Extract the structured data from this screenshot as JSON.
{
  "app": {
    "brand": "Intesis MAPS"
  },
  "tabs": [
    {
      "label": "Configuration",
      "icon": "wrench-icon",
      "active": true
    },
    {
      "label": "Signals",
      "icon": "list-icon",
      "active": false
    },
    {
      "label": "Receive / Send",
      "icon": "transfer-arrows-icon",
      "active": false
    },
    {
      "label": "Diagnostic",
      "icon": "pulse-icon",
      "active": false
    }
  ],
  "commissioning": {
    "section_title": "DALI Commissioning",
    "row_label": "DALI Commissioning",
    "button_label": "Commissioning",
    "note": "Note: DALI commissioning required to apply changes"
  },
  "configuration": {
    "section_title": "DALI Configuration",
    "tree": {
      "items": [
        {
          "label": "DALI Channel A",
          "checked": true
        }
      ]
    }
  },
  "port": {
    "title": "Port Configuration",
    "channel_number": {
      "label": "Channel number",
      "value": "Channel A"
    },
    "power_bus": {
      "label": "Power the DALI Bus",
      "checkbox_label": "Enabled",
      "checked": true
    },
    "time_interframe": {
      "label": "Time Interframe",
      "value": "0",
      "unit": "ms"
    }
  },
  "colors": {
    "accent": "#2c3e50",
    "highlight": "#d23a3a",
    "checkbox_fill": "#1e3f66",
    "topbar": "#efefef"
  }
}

...

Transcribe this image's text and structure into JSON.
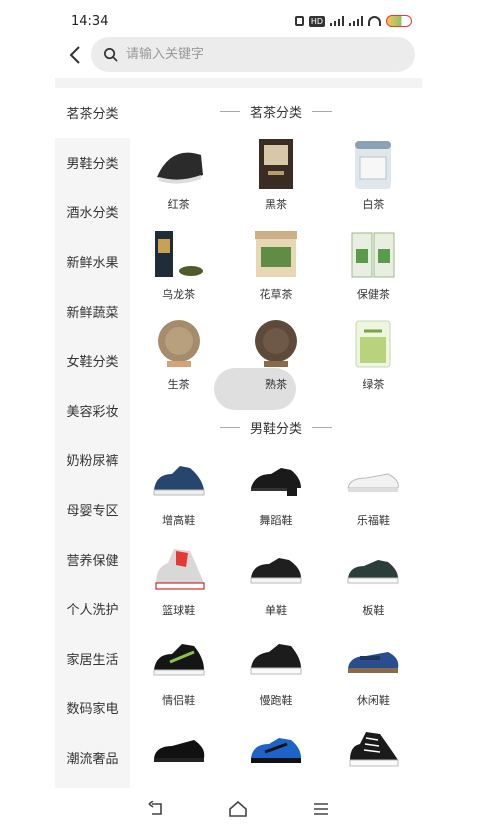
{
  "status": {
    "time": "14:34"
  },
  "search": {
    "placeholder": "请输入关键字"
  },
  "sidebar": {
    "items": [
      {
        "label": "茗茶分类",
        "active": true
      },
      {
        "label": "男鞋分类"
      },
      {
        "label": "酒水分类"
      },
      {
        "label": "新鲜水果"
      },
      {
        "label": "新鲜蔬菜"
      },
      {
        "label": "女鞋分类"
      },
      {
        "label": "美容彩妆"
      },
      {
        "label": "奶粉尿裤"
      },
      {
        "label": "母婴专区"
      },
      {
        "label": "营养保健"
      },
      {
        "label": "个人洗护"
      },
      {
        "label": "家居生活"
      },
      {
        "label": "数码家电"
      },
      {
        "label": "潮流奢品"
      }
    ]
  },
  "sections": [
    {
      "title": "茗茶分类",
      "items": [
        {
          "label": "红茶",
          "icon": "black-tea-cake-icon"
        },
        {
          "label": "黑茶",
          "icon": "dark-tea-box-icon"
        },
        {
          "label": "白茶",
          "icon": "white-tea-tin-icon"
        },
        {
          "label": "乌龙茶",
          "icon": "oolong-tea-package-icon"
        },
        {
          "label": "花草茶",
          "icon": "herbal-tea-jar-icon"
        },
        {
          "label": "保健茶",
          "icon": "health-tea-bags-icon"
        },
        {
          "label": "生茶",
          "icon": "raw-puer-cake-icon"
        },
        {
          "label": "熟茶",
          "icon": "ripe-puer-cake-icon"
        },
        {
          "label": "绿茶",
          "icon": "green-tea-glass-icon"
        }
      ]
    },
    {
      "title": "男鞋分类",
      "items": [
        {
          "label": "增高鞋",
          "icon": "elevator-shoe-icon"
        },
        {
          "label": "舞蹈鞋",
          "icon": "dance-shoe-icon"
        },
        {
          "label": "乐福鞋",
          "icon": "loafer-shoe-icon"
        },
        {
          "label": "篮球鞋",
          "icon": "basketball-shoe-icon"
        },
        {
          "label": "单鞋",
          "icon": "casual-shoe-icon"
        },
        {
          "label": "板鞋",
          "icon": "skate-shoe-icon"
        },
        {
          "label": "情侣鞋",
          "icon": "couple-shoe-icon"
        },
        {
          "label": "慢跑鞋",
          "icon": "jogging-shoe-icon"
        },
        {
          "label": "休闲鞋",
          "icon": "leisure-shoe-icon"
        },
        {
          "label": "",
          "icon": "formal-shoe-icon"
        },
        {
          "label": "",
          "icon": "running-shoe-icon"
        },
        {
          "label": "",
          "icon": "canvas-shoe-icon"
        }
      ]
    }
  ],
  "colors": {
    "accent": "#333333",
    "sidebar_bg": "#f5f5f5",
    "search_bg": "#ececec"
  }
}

## EXERCISE DIRECTIONS:
List the lines of the entries that include "this".

## IN RESPONSE:
Extract the structured data from this screenshot as JSON.
Transcribe this image's text and structure into JSON.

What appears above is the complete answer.